## RAW RECORDS

-- start --

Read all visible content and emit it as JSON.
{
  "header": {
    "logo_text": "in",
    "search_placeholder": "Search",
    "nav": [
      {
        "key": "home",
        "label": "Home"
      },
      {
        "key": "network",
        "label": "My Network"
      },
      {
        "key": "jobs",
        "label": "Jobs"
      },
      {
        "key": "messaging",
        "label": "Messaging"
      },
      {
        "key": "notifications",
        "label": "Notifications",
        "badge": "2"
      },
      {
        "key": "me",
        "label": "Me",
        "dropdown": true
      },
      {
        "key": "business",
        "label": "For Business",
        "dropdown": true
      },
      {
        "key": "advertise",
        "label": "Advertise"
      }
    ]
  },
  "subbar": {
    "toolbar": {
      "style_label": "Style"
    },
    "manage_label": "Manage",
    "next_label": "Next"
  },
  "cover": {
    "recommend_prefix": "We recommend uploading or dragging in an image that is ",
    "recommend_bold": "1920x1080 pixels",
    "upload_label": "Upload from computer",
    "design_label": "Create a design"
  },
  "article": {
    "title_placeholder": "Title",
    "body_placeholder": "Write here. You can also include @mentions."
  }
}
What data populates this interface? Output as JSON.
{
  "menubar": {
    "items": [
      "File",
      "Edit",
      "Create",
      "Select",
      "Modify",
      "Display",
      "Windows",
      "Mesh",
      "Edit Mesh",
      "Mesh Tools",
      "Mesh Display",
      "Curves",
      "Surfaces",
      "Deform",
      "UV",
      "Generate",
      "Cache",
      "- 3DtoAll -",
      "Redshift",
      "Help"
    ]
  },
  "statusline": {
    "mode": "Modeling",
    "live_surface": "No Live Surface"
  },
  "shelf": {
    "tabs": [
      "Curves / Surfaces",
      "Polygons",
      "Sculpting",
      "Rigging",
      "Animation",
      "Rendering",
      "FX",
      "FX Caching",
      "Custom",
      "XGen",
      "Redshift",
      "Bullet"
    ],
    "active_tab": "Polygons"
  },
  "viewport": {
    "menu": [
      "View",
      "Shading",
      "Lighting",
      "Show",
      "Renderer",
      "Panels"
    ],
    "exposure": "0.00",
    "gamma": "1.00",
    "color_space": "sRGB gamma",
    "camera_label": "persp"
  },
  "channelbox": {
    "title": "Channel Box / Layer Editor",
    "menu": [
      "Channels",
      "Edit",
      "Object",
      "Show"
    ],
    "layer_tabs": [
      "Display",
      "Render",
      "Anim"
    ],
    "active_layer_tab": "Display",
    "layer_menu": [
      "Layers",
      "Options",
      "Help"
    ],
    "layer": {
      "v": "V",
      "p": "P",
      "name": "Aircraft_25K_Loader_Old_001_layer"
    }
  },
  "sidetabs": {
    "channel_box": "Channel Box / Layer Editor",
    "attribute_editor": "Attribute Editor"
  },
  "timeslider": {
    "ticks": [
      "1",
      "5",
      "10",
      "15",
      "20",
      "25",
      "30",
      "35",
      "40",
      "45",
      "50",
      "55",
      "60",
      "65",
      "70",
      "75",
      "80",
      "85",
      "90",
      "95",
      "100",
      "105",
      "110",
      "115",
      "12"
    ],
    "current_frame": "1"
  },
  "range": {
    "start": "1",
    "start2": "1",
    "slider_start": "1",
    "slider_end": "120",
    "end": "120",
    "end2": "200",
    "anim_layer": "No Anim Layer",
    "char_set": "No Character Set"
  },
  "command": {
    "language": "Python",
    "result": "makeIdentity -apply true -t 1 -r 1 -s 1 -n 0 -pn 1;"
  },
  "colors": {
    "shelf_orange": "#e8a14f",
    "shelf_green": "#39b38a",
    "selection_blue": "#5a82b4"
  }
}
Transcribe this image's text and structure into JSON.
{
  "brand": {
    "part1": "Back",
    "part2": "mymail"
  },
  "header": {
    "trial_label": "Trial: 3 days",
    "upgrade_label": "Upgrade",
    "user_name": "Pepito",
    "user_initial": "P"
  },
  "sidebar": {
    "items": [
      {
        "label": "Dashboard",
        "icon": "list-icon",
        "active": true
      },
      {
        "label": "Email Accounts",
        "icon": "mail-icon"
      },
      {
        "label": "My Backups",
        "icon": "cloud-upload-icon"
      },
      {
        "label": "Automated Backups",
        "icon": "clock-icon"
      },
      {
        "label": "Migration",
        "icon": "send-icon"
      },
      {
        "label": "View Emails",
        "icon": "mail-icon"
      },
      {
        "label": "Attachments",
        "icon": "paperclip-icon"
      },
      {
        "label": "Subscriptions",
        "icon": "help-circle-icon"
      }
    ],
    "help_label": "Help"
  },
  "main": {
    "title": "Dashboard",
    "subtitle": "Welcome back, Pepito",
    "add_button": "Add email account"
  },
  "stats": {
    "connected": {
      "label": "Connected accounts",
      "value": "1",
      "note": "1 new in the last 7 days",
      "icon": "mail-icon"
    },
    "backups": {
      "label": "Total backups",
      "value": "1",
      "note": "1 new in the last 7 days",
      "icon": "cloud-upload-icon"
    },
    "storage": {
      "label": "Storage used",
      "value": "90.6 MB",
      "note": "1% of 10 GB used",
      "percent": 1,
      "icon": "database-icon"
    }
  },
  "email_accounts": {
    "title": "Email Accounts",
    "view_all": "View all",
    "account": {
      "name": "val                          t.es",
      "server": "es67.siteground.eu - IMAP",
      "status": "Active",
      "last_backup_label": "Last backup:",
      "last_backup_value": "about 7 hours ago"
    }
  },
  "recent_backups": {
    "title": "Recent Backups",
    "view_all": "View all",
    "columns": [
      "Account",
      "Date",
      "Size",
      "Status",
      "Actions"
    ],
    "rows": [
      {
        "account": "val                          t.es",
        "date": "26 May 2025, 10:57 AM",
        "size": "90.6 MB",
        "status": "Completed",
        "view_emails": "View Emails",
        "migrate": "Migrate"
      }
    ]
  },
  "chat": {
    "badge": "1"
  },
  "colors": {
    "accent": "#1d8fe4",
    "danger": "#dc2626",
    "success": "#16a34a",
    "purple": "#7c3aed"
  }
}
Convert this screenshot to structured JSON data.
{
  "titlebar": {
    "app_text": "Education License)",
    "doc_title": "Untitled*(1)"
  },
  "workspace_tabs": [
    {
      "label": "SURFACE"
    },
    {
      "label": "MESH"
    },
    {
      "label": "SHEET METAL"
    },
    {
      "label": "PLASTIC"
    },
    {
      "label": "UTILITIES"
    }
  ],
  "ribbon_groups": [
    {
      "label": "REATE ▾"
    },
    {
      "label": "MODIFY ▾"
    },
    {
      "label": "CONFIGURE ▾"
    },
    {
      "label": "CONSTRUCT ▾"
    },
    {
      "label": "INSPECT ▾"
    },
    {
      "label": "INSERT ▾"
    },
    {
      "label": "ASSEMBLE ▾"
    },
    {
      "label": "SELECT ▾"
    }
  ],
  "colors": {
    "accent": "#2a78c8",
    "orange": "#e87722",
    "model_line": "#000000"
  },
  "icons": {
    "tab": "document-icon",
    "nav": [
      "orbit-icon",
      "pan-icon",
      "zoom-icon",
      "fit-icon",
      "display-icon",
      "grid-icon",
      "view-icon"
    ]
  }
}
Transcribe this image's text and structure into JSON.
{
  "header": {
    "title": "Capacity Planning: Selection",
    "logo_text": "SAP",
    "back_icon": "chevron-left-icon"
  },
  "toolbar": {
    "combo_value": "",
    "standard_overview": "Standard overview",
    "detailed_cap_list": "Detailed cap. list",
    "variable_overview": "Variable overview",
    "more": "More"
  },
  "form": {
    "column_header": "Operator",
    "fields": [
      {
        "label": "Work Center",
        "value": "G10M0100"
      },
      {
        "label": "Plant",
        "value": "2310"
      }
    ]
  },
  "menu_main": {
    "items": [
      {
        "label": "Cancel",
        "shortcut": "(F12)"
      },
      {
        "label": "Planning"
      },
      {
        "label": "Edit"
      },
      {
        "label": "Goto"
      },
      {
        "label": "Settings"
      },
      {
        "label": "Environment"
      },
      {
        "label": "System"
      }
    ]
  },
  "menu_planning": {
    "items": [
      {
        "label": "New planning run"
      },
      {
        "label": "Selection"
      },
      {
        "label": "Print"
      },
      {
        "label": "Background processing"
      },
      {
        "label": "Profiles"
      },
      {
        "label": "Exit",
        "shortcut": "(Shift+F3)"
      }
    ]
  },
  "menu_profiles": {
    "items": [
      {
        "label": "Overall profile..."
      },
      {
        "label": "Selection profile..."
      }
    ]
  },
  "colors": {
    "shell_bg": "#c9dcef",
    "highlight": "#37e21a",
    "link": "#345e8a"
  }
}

-- end --

## PROBLEM
Going through the entries above line by line, work out how many lines include the word "Pepito". Only the number is required.

## RESULT OF THIS TASK
2